__Records for the exercise__

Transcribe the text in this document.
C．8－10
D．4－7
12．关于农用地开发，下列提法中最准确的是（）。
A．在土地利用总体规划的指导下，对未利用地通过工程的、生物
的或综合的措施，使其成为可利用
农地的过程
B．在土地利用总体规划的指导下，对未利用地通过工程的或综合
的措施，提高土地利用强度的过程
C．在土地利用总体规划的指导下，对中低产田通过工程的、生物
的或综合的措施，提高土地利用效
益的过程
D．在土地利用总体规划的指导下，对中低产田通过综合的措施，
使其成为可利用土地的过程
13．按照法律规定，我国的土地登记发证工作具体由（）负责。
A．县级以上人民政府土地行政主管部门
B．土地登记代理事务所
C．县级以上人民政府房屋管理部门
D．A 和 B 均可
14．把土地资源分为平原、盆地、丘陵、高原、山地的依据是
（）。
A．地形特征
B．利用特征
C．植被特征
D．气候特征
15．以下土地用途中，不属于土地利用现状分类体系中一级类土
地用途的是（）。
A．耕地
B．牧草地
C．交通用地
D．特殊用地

__Task requirements__
Select and copy every line of the listing with the word "在土地利用总体规划的指导下".

__Task response__
A．在土地利用总体规划的指导下，对未利用地通过工程的、生物
B．在土地利用总体规划的指导下，对未利用地通过工程的或综合
C．在土地利用总体规划的指导下，对中低产田通过工程的、生物
D．在土地利用总体规划的指导下，对中低产田通过综合的措施，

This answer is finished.